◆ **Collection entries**
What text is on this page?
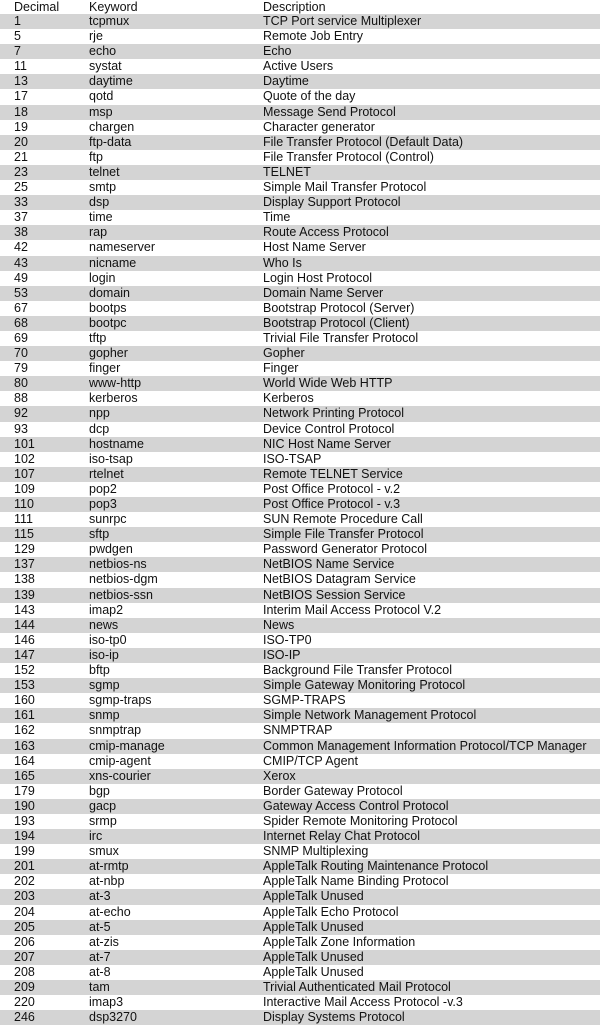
Decimal	Keyword	Description
1	tcpmux	TCP Port service Multiplexer
5	rje	Remote Job Entry
7	echo	Echo
11	systat	Active Users
13	daytime	Daytime
17	qotd	Quote of the day
18	msp	Message Send Protocol
19	chargen	Character generator
20	ftp-data	File Transfer Protocol (Default Data)
21	ftp	File Transfer Protocol (Control)
23	telnet	TELNET
25	smtp	Simple Mail Transfer Protocol
33	dsp	Display Support Protocol
37	time	Time
38	rap	Route Access Protocol
42	nameserver	Host Name Server
43	nicname	Who Is
49	login	Login Host Protocol
53	domain	Domain Name Server
67	bootps	Bootstrap Protocol (Server)
68	bootpc	Bootstrap Protocol (Client)
69	tftp	Trivial File Transfer Protocol
70	gopher	Gopher
79	finger	Finger
80	www-http	World Wide Web HTTP
88	kerberos	Kerberos
92	npp	Network Printing Protocol
93	dcp	Device Control Protocol
101	hostname	NIC Host Name Server
102	iso-tsap	ISO-TSAP
107	rtelnet	Remote TELNET Service
109	pop2	Post Office Protocol - v.2
110	pop3	Post Office Protocol - v.3
111	sunrpc	SUN Remote Procedure Call
115	sftp	Simple File Transfer Protocol
129	pwdgen	Password Generator Protocol
137	netbios-ns	NetBIOS Name Service
138	netbios-dgm	NetBIOS Datagram Service
139	netbios-ssn	NetBIOS Session Service
143	imap2	Interim Mail Access Protocol V.2
144	news	News
146	iso-tp0	ISO-TP0
147	iso-ip	ISO-IP
152	bftp	Background File Transfer Protocol
153	sgmp	Simple Gateway Monitoring Protocol
160	sgmp-traps	SGMP-TRAPS
161	snmp	Simple Network Management Protocol
162	snmptrap	SNMPTRAP
163	cmip-manage	Common Management Information Protocol/TCP Manager
164	cmip-agent	CMIP/TCP Agent
165	xns-courier	Xerox
179	bgp	Border Gateway Protocol
190	gacp	Gateway Access Control Protocol
193	srmp	Spider Remote Monitoring Protocol
194	irc	Internet Relay Chat Protocol
199	smux	SNMP Multiplexing
201	at-rmtp	AppleTalk Routing Maintenance Protocol
202	at-nbp	AppleTalk Name Binding Protocol
203	at-3	AppleTalk Unused
204	at-echo	AppleTalk Echo Protocol
205	at-5	AppleTalk Unused
206	at-zis	AppleTalk Zone Information
207	at-7	AppleTalk Unused
208	at-8	AppleTalk Unused
209	tam	Trivial Authenticated Mail Protocol
220	imap3	Interactive Mail Access Protocol -v.3
246	dsp3270	Display Systems Protocol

◆ **What is being asked**
Read the entries and show each line that mentions "Network".

◆ **Solution for this exercise**
92	npp	Network Printing Protocol
161	snmp	Simple Network Management Protocol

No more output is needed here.